TASK INSTRUCTIONS: Lines containing the string "بحاجك" are to be collected in full.
(begin)
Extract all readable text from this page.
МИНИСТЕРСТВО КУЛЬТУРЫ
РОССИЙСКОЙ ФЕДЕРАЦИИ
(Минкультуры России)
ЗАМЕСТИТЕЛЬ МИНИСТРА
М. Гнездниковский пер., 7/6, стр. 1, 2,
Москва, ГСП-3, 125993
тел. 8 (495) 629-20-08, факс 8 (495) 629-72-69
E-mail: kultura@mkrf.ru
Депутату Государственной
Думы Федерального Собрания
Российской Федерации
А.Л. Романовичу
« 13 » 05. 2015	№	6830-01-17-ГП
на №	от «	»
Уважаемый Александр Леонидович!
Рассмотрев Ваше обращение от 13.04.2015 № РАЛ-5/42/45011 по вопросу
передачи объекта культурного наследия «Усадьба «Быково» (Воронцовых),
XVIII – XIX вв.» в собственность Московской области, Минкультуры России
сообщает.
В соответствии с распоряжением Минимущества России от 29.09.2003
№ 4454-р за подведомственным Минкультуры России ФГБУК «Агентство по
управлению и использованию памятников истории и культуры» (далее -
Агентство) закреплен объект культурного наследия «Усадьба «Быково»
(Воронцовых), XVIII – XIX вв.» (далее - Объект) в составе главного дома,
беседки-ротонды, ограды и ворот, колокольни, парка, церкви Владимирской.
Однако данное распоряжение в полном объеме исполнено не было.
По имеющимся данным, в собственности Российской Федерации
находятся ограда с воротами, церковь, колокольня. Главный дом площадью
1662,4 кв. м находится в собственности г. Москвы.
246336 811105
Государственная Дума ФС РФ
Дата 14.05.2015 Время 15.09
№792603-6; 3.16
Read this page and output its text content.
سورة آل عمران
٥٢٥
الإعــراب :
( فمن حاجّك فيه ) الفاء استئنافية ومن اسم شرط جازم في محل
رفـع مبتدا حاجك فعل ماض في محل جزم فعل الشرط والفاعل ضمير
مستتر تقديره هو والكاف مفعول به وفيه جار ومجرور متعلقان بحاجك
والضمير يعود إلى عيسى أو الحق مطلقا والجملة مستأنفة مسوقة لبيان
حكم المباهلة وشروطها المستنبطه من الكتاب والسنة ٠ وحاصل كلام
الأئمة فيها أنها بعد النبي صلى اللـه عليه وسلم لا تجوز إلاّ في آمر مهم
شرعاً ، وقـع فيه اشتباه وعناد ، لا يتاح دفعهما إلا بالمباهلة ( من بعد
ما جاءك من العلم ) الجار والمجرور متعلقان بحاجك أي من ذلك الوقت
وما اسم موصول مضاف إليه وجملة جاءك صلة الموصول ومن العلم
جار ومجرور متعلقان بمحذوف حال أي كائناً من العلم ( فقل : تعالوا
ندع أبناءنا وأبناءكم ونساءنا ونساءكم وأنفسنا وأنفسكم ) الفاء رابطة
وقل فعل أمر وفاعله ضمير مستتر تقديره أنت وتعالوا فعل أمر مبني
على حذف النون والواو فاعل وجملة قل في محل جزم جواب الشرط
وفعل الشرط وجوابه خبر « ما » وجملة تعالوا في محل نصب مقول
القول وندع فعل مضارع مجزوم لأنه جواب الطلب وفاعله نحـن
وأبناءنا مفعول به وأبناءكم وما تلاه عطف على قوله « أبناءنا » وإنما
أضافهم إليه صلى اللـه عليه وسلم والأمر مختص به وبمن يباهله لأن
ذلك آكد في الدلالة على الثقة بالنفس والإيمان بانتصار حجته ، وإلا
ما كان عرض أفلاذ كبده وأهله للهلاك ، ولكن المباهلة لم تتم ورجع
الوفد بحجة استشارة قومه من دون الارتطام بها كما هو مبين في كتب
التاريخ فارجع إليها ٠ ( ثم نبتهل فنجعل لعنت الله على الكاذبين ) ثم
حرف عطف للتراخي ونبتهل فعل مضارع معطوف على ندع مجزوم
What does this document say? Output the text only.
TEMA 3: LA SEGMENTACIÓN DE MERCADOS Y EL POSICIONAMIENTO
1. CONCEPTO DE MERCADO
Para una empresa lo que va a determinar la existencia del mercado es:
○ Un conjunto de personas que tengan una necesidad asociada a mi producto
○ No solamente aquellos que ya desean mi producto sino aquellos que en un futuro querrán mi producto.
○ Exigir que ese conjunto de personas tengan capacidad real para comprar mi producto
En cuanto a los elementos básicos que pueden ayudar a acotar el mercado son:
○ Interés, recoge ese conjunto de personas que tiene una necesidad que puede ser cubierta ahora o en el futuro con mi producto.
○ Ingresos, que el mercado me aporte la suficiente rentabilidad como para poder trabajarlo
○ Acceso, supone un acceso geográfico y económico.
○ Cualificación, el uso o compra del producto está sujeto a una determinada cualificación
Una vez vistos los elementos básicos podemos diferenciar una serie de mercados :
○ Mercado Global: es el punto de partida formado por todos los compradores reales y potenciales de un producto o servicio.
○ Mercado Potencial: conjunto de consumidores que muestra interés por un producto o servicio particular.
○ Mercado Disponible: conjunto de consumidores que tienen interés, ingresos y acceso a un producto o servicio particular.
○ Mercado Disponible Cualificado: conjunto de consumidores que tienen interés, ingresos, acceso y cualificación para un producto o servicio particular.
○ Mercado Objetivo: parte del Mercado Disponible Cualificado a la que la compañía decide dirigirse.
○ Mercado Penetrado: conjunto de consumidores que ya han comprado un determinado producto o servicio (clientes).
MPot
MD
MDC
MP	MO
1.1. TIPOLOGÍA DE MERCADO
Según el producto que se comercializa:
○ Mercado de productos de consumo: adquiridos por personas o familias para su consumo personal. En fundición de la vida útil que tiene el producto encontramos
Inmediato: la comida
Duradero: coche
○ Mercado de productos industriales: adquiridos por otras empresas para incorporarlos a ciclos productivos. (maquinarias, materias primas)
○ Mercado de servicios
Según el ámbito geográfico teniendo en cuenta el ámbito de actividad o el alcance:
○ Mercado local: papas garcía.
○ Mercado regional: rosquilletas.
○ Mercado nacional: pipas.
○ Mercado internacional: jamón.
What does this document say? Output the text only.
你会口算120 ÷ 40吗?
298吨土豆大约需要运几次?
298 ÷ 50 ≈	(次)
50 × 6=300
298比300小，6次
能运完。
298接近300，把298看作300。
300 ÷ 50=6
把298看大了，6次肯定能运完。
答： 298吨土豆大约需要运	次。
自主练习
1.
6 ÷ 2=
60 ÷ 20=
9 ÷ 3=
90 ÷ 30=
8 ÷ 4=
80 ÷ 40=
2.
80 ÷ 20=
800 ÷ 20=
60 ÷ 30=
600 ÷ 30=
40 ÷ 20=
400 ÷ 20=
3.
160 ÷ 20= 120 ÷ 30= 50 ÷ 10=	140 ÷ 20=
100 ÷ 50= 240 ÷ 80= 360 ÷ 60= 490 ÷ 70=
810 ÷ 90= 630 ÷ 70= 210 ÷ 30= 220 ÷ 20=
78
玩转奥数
(end)
ANSWER IN FULL:
مستتر تقديره هو والكاف مفعول به وفيه جار ومجرور متعلقان بحاجك
ما جاءك من العلم ) الجار والمجرور متعلقان بحاجك أي من ذلك الوقت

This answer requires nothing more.